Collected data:
———
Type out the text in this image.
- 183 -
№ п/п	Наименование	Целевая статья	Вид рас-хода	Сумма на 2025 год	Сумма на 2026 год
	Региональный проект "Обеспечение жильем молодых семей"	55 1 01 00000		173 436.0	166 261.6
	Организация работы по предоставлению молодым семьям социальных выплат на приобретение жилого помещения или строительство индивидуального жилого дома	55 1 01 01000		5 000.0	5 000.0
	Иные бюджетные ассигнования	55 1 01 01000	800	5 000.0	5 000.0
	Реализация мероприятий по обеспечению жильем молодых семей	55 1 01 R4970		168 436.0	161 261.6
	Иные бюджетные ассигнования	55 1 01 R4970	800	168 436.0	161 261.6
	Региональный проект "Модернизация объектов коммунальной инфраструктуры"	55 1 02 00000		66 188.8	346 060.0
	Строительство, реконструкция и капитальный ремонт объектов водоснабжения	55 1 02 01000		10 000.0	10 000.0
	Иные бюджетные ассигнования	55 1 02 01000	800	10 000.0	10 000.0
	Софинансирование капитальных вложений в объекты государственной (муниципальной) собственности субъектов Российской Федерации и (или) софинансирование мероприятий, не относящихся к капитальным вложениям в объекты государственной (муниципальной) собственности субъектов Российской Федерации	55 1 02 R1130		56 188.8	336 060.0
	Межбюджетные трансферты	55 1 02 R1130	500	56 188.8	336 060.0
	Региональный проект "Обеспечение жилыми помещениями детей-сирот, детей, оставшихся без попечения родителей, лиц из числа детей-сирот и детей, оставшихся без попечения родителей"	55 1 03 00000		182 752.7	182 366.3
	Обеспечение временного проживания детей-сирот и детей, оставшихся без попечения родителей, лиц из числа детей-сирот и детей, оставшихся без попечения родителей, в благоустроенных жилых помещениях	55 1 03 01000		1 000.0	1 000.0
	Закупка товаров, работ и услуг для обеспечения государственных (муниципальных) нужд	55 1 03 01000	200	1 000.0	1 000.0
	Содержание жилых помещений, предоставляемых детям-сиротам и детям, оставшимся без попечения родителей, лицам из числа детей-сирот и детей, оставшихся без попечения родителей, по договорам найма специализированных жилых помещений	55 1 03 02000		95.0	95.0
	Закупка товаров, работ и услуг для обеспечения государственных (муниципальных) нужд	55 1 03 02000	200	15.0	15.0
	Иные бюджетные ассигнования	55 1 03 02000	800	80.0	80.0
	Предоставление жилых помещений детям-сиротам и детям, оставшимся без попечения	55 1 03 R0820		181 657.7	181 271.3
———
* [Exercise goal]: Retype the listing above in full, with no alterations.

* [Result for this task]:
Type out the text in this image.
- 183 -
№ п/п	Наименование	Целевая статья	Вид рас-хода	Сумма на 2025 год	Сумма на 2026 год
	Региональный проект "Обеспечение жильем молодых семей"	55 1 01 00000		173 436.0	166 261.6
	Организация работы по предоставлению молодым семьям социальных выплат на приобретение жилого помещения или строительство индивидуального жилого дома	55 1 01 01000		5 000.0	5 000.0
	Иные бюджетные ассигнования	55 1 01 01000	800	5 000.0	5 000.0
	Реализация мероприятий по обеспечению жильем молодых семей	55 1 01 R4970		168 436.0	161 261.6
	Иные бюджетные ассигнования	55 1 01 R4970	800	168 436.0	161 261.6
	Региональный проект "Модернизация объектов коммунальной инфраструктуры"	55 1 02 00000		66 188.8	346 060.0
	Строительство, реконструкция и капитальный ремонт объектов водоснабжения	55 1 02 01000		10 000.0	10 000.0
	Иные бюджетные ассигнования	55 1 02 01000	800	10 000.0	10 000.0
	Софинансирование капитальных вложений в объекты государственной (муниципальной) собственности субъектов Российской Федерации и (или) софинансирование мероприятий, не относящихся к капитальным вложениям в объекты государственной (муниципальной) собственности субъектов Российской Федерации	55 1 02 R1130		56 188.8	336 060.0
	Межбюджетные трансферты	55 1 02 R1130	500	56 188.8	336 060.0
	Региональный проект "Обеспечение жилыми помещениями детей-сирот, детей, оставшихся без попечения родителей, лиц из числа детей-сирот и детей, оставшихся без попечения родителей"	55 1 03 00000		182 752.7	182 366.3
	Обеспечение временного проживания детей-сирот и детей, оставшихся без попечения родителей, лиц из числа детей-сирот и детей, оставшихся без попечения родителей, в благоустроенных жилых помещениях	55 1 03 01000		1 000.0	1 000.0
	Закупка товаров, работ и услуг для обеспечения государственных (муниципальных) нужд	55 1 03 01000	200	1 000.0	1 000.0
	Содержание жилых помещений, предоставляемых детям-сиротам и детям, оставшимся без попечения родителей, лицам из числа детей-сирот и детей, оставшихся без попечения родителей, по договорам найма специализированных жилых помещений	55 1 03 02000		95.0	95.0
	Закупка товаров, работ и услуг для обеспечения государственных (муниципальных) нужд	55 1 03 02000	200	15.0	15.0
	Иные бюджетные ассигнования	55 1 03 02000	800	80.0	80.0
	Предоставление жилых помещений детям-сиротам и детям, оставшимся без попечения	55 1 03 R0820		181 657.7	181 271.3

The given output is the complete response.